> Task to carry out: Copy out every line of the material below word for word, without changing anything.

> Data shown:
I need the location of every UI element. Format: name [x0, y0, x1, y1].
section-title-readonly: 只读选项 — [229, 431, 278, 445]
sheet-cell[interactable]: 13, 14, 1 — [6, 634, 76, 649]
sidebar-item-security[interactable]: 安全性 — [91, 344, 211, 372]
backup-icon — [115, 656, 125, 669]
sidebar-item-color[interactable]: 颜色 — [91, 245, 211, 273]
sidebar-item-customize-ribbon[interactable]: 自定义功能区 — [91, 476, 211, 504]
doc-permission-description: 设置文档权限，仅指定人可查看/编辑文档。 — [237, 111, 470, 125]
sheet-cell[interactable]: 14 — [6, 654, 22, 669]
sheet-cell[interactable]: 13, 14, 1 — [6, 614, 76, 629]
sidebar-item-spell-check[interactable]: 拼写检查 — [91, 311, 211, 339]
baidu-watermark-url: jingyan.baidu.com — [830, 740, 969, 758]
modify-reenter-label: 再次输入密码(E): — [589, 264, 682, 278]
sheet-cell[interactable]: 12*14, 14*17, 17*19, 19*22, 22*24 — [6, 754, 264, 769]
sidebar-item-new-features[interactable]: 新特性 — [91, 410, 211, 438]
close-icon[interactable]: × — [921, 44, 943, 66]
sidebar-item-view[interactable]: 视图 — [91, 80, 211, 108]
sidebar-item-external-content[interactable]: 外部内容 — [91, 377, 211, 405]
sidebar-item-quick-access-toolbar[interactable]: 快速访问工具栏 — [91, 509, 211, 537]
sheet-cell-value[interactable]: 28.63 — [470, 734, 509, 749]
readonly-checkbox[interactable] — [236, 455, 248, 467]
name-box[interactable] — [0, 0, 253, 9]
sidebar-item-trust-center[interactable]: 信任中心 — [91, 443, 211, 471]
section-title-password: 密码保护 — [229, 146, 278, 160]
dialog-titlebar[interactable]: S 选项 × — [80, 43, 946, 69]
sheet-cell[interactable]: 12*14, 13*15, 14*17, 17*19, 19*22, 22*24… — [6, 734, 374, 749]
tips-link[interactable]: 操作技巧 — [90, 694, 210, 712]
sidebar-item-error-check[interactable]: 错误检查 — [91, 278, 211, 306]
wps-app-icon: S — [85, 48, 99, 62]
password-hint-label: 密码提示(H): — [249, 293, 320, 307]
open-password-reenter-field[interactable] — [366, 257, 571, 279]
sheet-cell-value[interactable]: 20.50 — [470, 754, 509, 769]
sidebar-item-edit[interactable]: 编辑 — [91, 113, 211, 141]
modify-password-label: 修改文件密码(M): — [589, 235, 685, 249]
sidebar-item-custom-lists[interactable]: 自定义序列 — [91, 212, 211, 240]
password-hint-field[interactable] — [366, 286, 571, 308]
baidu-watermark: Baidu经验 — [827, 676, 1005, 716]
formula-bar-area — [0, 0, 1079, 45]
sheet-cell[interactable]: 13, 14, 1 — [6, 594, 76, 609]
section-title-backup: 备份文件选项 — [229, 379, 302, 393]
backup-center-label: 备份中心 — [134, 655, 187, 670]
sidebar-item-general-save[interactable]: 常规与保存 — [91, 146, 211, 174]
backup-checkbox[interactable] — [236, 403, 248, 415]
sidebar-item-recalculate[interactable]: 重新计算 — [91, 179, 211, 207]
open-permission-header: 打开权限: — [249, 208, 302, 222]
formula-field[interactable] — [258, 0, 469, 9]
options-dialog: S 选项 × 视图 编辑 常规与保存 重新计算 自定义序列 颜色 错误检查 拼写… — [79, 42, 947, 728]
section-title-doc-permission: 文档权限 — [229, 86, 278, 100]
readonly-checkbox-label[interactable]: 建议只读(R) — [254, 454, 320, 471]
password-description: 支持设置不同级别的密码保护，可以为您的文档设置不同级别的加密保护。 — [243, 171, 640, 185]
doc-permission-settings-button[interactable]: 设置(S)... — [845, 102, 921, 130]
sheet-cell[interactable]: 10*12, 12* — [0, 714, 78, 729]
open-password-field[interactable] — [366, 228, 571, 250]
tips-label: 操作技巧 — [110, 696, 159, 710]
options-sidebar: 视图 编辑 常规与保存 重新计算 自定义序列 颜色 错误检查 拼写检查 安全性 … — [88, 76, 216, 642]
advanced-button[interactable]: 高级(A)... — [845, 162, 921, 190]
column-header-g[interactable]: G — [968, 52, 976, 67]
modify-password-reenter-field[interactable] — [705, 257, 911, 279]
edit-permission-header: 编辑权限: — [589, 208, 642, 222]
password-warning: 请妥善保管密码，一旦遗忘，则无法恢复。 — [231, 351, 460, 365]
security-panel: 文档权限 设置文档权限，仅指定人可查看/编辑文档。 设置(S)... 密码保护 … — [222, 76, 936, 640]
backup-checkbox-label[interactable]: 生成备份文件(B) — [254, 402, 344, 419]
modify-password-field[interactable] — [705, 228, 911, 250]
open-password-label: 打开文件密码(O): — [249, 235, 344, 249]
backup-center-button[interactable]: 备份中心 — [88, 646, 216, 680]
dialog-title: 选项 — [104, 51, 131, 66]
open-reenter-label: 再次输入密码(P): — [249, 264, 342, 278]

> Exercise answer:
I need the location of every UI element. Format: name [x0, y0, x1, y1].
section-title-readonly: 只读选项 — [229, 431, 278, 445]
sheet-cell[interactable]: 13, 14, 1 — [6, 634, 76, 649]
sidebar-item-security[interactable]: 安全性 — [91, 344, 211, 372]
backup-icon — [115, 656, 125, 669]
sidebar-item-color[interactable]: 颜色 — [91, 245, 211, 273]
sidebar-item-customize-ribbon[interactable]: 自定义功能区 — [91, 476, 211, 504]
doc-permission-description: 设置文档权限，仅指定人可查看/编辑文档。 — [237, 111, 470, 125]
sheet-cell[interactable]: 14 — [6, 654, 22, 669]
sheet-cell[interactable]: 13, 14, 1 — [6, 614, 76, 629]
sidebar-item-spell-check[interactable]: 拼写检查 — [91, 311, 211, 339]
baidu-watermark-url: jingyan.baidu.com — [830, 740, 969, 758]
modify-reenter-label: 再次输入密码(E): — [589, 264, 682, 278]
sheet-cell[interactable]: 12*14, 14*17, 17*19, 19*22, 22*24 — [6, 754, 264, 769]
sidebar-item-new-features[interactable]: 新特性 — [91, 410, 211, 438]
close-icon[interactable]: × — [921, 44, 943, 66]
sidebar-item-view[interactable]: 视图 — [91, 80, 211, 108]
sidebar-item-external-content[interactable]: 外部内容 — [91, 377, 211, 405]
sidebar-item-quick-access-toolbar[interactable]: 快速访问工具栏 — [91, 509, 211, 537]
sheet-cell-value[interactable]: 28.63 — [470, 734, 509, 749]
readonly-checkbox[interactable] — [236, 455, 248, 467]
name-box[interactable] — [0, 0, 253, 9]
sidebar-item-trust-center[interactable]: 信任中心 — [91, 443, 211, 471]
section-title-password: 密码保护 — [229, 146, 278, 160]
dialog-titlebar[interactable]: S 选项 × — [80, 43, 946, 69]
sheet-cell[interactable]: 12*14, 13*15, 14*17, 17*19, 19*22, 22*24… — [6, 734, 374, 749]
tips-link[interactable]: 操作技巧 — [90, 694, 210, 712]
sidebar-item-error-check[interactable]: 错误检查 — [91, 278, 211, 306]
wps-app-icon: S — [85, 48, 99, 62]
password-hint-label: 密码提示(H): — [249, 293, 320, 307]
open-password-reenter-field[interactable] — [366, 257, 571, 279]
sheet-cell-value[interactable]: 20.50 — [470, 754, 509, 769]
sidebar-item-edit[interactable]: 编辑 — [91, 113, 211, 141]
modify-password-label: 修改文件密码(M): — [589, 235, 685, 249]
sidebar-item-custom-lists[interactable]: 自定义序列 — [91, 212, 211, 240]
password-hint-field[interactable] — [366, 286, 571, 308]
baidu-watermark: Baidu经验 — [827, 676, 1005, 716]
formula-bar-area — [0, 0, 1079, 45]
sheet-cell[interactable]: 13, 14, 1 — [6, 594, 76, 609]
section-title-backup: 备份文件选项 — [229, 379, 302, 393]
backup-center-label: 备份中心 — [134, 655, 187, 670]
sidebar-item-general-save[interactable]: 常规与保存 — [91, 146, 211, 174]
backup-checkbox[interactable] — [236, 403, 248, 415]
sidebar-item-recalculate[interactable]: 重新计算 — [91, 179, 211, 207]
open-permission-header: 打开权限: — [249, 208, 302, 222]
formula-field[interactable] — [258, 0, 469, 9]
options-dialog: S 选项 × 视图 编辑 常规与保存 重新计算 自定义序列 颜色 错误检查 拼写… — [79, 42, 947, 728]
section-title-doc-permission: 文档权限 — [229, 86, 278, 100]
readonly-checkbox-label[interactable]: 建议只读(R) — [254, 454, 320, 471]
password-description: 支持设置不同级别的密码保护，可以为您的文档设置不同级别的加密保护。 — [243, 171, 640, 185]
doc-permission-settings-button[interactable]: 设置(S)... — [845, 102, 921, 130]
sheet-cell[interactable]: 10*12, 12* — [0, 714, 78, 729]
open-password-field[interactable] — [366, 228, 571, 250]
tips-label: 操作技巧 — [110, 696, 159, 710]
options-sidebar: 视图 编辑 常规与保存 重新计算 自定义序列 颜色 错误检查 拼写检查 安全性 … — [88, 76, 216, 642]
advanced-button[interactable]: 高级(A)... — [845, 162, 921, 190]
column-header-g[interactable]: G — [968, 52, 976, 67]
modify-password-reenter-field[interactable] — [705, 257, 911, 279]
edit-permission-header: 编辑权限: — [589, 208, 642, 222]
password-warning: 请妥善保管密码，一旦遗忘，则无法恢复。 — [231, 351, 460, 365]
security-panel: 文档权限 设置文档权限，仅指定人可查看/编辑文档。 设置(S)... 密码保护 … — [222, 76, 936, 640]
backup-checkbox-label[interactable]: 生成备份文件(B) — [254, 402, 344, 419]
modify-password-field[interactable] — [705, 228, 911, 250]
open-password-label: 打开文件密码(O): — [249, 235, 344, 249]
backup-center-button[interactable]: 备份中心 — [88, 646, 216, 680]
dialog-title: 选项 — [104, 51, 131, 66]
open-reenter-label: 再次输入密码(P): — [249, 264, 342, 278]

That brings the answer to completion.